**Records from a data source:**

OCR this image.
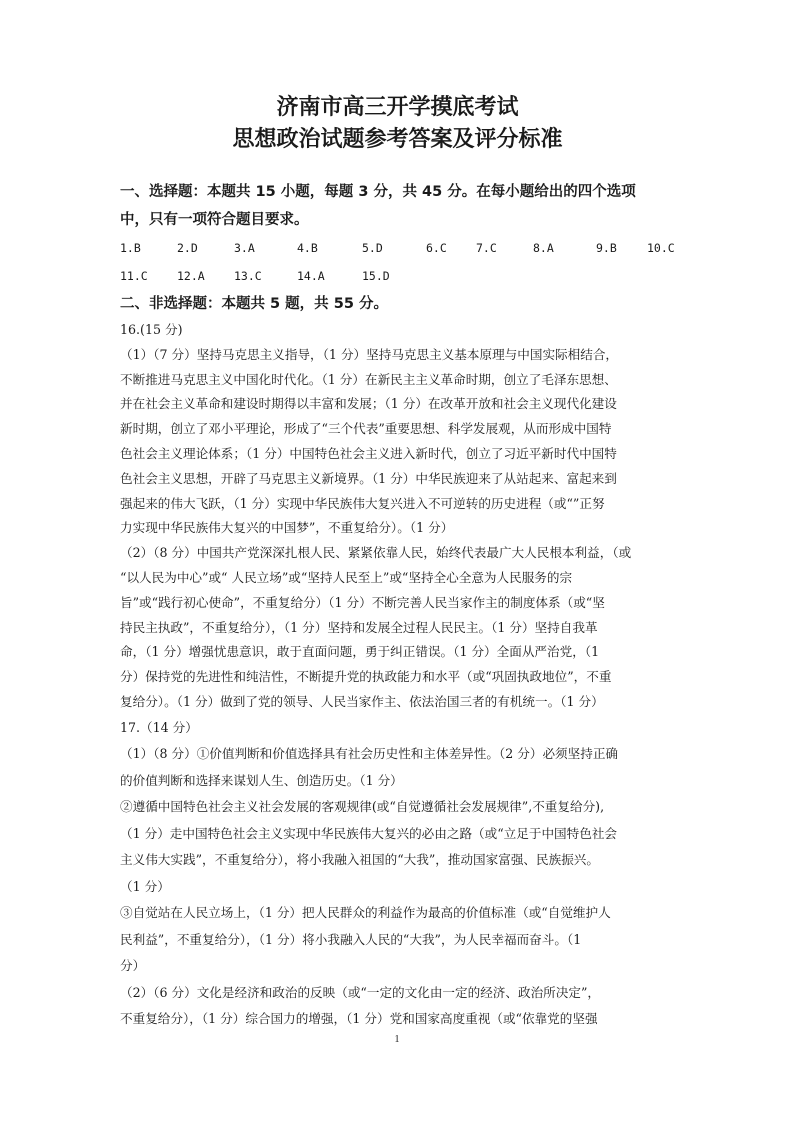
济南市高三开学摸底考试
思想政治试题参考答案及评分标准
一、选择题：本题共 15 小题，每题 3 分，共 45 分。在每小题给出的四个选项
中，只有一项符合题目要求。
1.B	2.D	3.A	4.B	5.D	6.C	7.C	8.A	9.B	10.C
11.C	12.A	13.C	14.A	15.D
二、非选择题：本题共 5 题，共 55 分。

16.(15 分)

（1）（7 分）坚持马克思主义指导，（1 分）坚持马克思主义基本原理与中国实际相结合，

不断推进马克思主义中国化时代化。（1 分）在新民主主义革命时期，创立了毛泽东思想、

并在社会主义革命和建设时期得以丰富和发展；（1 分）在改革开放和社会主义现代化建设

新时期，创立了邓小平理论，形成了“三个代表”重要思想、科学发展观，从而形成中国特

色社会主义理论体系；（1 分）中国特色社会主义进入新时代，创立了习近平新时代中国特

色社会主义思想，开辟了马克思主义新境界。（1 分）中华民族迎来了从站起来、富起来到

强起来的伟大飞跃，（1 分）实现中华民族伟大复兴进入不可逆转的历史进程（或“”正努

力实现中华民族伟大复兴的中国梦”，不重复给分）。（1 分）

（2）（8 分）中国共产党深深扎根人民、紧紧依靠人民，始终代表最广大人民根本利益，（或

“以人民为中心”或“ 人民立场”或“坚持人民至上”或“坚持全心全意为人民服务的宗

旨”或“践行初心使命”，不重复给分）（1 分）不断完善人民当家作主的制度体系（或“坚

持民主执政”，不重复给分），（1 分）坚持和发展全过程人民民主。（1 分）坚持自我革

命，（1 分）增强忧患意识，敢于直面问题，勇于纠正错误。（1 分）全面从严治党，（1

分）保持党的先进性和纯洁性，不断提升党的执政能力和水平（或“巩固执政地位”，不重

复给分）。（1 分）做到了党的领导、人民当家作主、依法治国三者的有机统一。（1 分）

17.（14 分）

（1）（8 分）①价值判断和价值选择具有社会历史性和主体差异性。（2 分）必须坚持正确

的价值判断和选择来谋划人生、创造历史。（1 分）

②遵循中国特色社会主义社会发展的客观规律(或“自觉遵循社会发展规律”,不重复给分),

（1 分）走中国特色社会主义实现中华民族伟大复兴的必由之路（或“立足于中国特色社会

主义伟大实践”，不重复给分），将小我融入祖国的“大我”，推动国家富强、民族振兴。

（1 分）

③自觉站在人民立场上，（1 分）把人民群众的利益作为最高的价值标准（或“自觉维护人

民利益”，不重复给分），（1 分）将小我融入人民的“大我”，为人民幸福而奋斗。（1

分）

（2）（6 分）文化是经济和政治的反映（或“一定的文化由一定的经济、政治所决定”，

不重复给分），（1 分）综合国力的增强，（1 分）党和国家高度重视（或“依靠党的坚强

1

**Your objective:** Filter the listing above by the word "不重复给分"; copy each line that passes.

**Expected answer:**
力实现中华民族伟大复兴的中国梦”，不重复给分）。（1 分）
旨”或“践行初心使命”，不重复给分）（1 分）不断完善人民当家作主的制度体系（或“坚
持民主执政”，不重复给分），（1 分）坚持和发展全过程人民民主。（1 分）坚持自我革
②遵循中国特色社会主义社会发展的客观规律(或“自觉遵循社会发展规律”,不重复给分),
主义伟大实践”，不重复给分），将小我融入祖国的“大我”，推动国家富强、民族振兴。
民利益”，不重复给分），（1 分）将小我融入人民的“大我”，为人民幸福而奋斗。（1
不重复给分），（1 分）综合国力的增强，（1 分）党和国家高度重视（或“依靠党的坚强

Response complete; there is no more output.